What needs to be done:
Identify each line in the records below that contains the word "name", and copy it.

[Start]

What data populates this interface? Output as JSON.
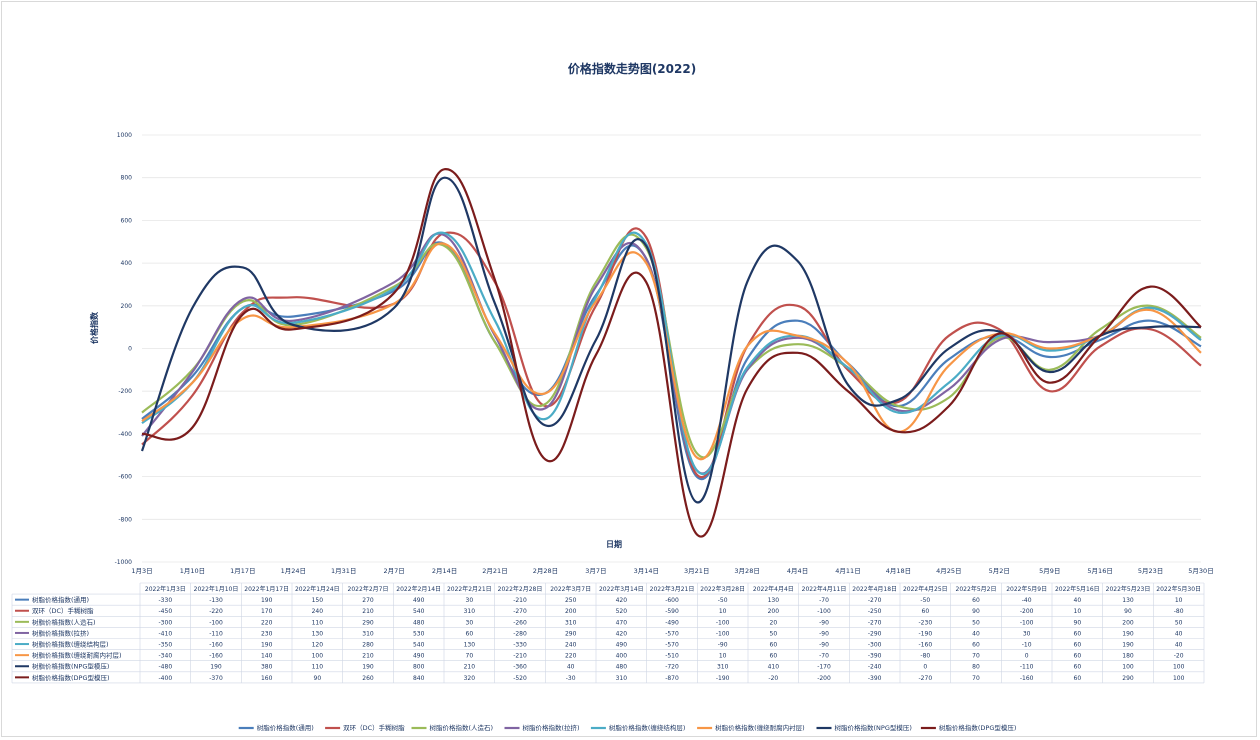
{
  "chart_data": {
    "type": "line",
    "title": "价格指数走势图(2022)",
    "xlabel": "日期",
    "ylabel": "价格指数",
    "ylim": [
      -1000,
      1000
    ],
    "y_ticks": [
      -1000,
      -800,
      -600,
      -400,
      -200,
      0,
      200,
      400,
      600,
      800,
      1000
    ],
    "x_tick_labels": [
      "1月3日",
      "1月10日",
      "1月17日",
      "1月24日",
      "1月31日",
      "2月7日",
      "2月14日",
      "2月21日",
      "2月28日",
      "3月7日",
      "3月14日",
      "3月21日",
      "3月28日",
      "4月4日",
      "4月11日",
      "4月18日",
      "4月25日",
      "5月2日",
      "5月9日",
      "5月16日",
      "5月23日",
      "5月30日"
    ],
    "grid": true,
    "legend_position": "bottom",
    "table_categories": [
      "2022年1月3日",
      "2022年1月10日",
      "2022年1月17日",
      "2022年1月24日",
      "2022年2月7日",
      "2022年2月14日",
      "2022年2月21日",
      "2022年2月28日",
      "2022年3月7日",
      "2022年3月14日",
      "2022年3月21日",
      "2022年3月28日",
      "2022年4月4日",
      "2022年4月11日",
      "2022年4月18日",
      "2022年4月25日",
      "2022年5月2日",
      "2022年5月9日",
      "2022年5月16日",
      "2022年5月23日",
      "2022年5月30日"
    ],
    "x_positions": [
      0,
      1,
      2,
      3,
      5,
      6,
      7,
      8,
      9,
      10,
      11,
      12,
      13,
      14,
      15,
      16,
      17,
      18,
      19,
      20,
      21
    ],
    "series": [
      {
        "name": "树脂价格指数(通用)",
        "color": "#4a7ebb",
        "values": [
          -330,
          -130,
          190,
          150,
          270,
          490,
          30,
          -210,
          250,
          420,
          -600,
          -50,
          130,
          -70,
          -270,
          -50,
          60,
          -40,
          40,
          130,
          10
        ]
      },
      {
        "name": "双环（DC）手糊树脂",
        "color": "#c0504d",
        "values": [
          -450,
          -220,
          170,
          240,
          210,
          540,
          310,
          -270,
          200,
          520,
          -590,
          10,
          200,
          -100,
          -250,
          60,
          90,
          -200,
          10,
          90,
          -80
        ]
      },
      {
        "name": "树脂价格指数(人造石)",
        "color": "#9bbb59",
        "values": [
          -300,
          -100,
          220,
          110,
          290,
          480,
          30,
          -260,
          310,
          470,
          -490,
          -100,
          20,
          -90,
          -270,
          -230,
          50,
          -100,
          90,
          200,
          50
        ]
      },
      {
        "name": "树脂价格指数(拉挤)",
        "color": "#8064a2",
        "values": [
          -410,
          -110,
          230,
          130,
          310,
          530,
          60,
          -280,
          290,
          420,
          -570,
          -100,
          50,
          -90,
          -290,
          -190,
          40,
          30,
          60,
          190,
          40
        ]
      },
      {
        "name": "树脂价格指数(缠绕结构层)",
        "color": "#4bacc6",
        "values": [
          -350,
          -160,
          190,
          120,
          280,
          540,
          130,
          -330,
          240,
          490,
          -570,
          -90,
          60,
          -90,
          -300,
          -160,
          60,
          -10,
          60,
          190,
          40
        ]
      },
      {
        "name": "树脂价格指数(缠绕耐腐内衬层)",
        "color": "#f79646",
        "values": [
          -340,
          -160,
          140,
          100,
          210,
          490,
          70,
          -210,
          220,
          400,
          -510,
          10,
          60,
          -70,
          -390,
          -80,
          70,
          0,
          60,
          180,
          -20
        ]
      },
      {
        "name": "树脂价格指数(NPG型模压)",
        "color": "#1f3864",
        "values": [
          -480,
          190,
          380,
          110,
          190,
          800,
          210,
          -360,
          40,
          480,
          -720,
          310,
          410,
          -170,
          -240,
          0,
          80,
          -110,
          60,
          100,
          100
        ]
      },
      {
        "name": "树脂价格指数(DPG型模压)",
        "color": "#7b1c1c",
        "values": [
          -400,
          -370,
          160,
          90,
          260,
          840,
          320,
          -520,
          -30,
          310,
          -870,
          -190,
          -20,
          -200,
          -390,
          -270,
          70,
          -160,
          60,
          290,
          100
        ]
      }
    ]
  }
}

[End]

Correct response:
        "name": "树脂价格指数(通用)",
        "name": "双环（DC）手糊树脂",
        "name": "树脂价格指数(人造石)",
        "name": "树脂价格指数(拉挤)",
        "name": "树脂价格指数(缠绕结构层)",
        "name": "树脂价格指数(缠绕耐腐内衬层)",
        "name": "树脂价格指数(NPG型模压)",
        "name": "树脂价格指数(DPG型模压)",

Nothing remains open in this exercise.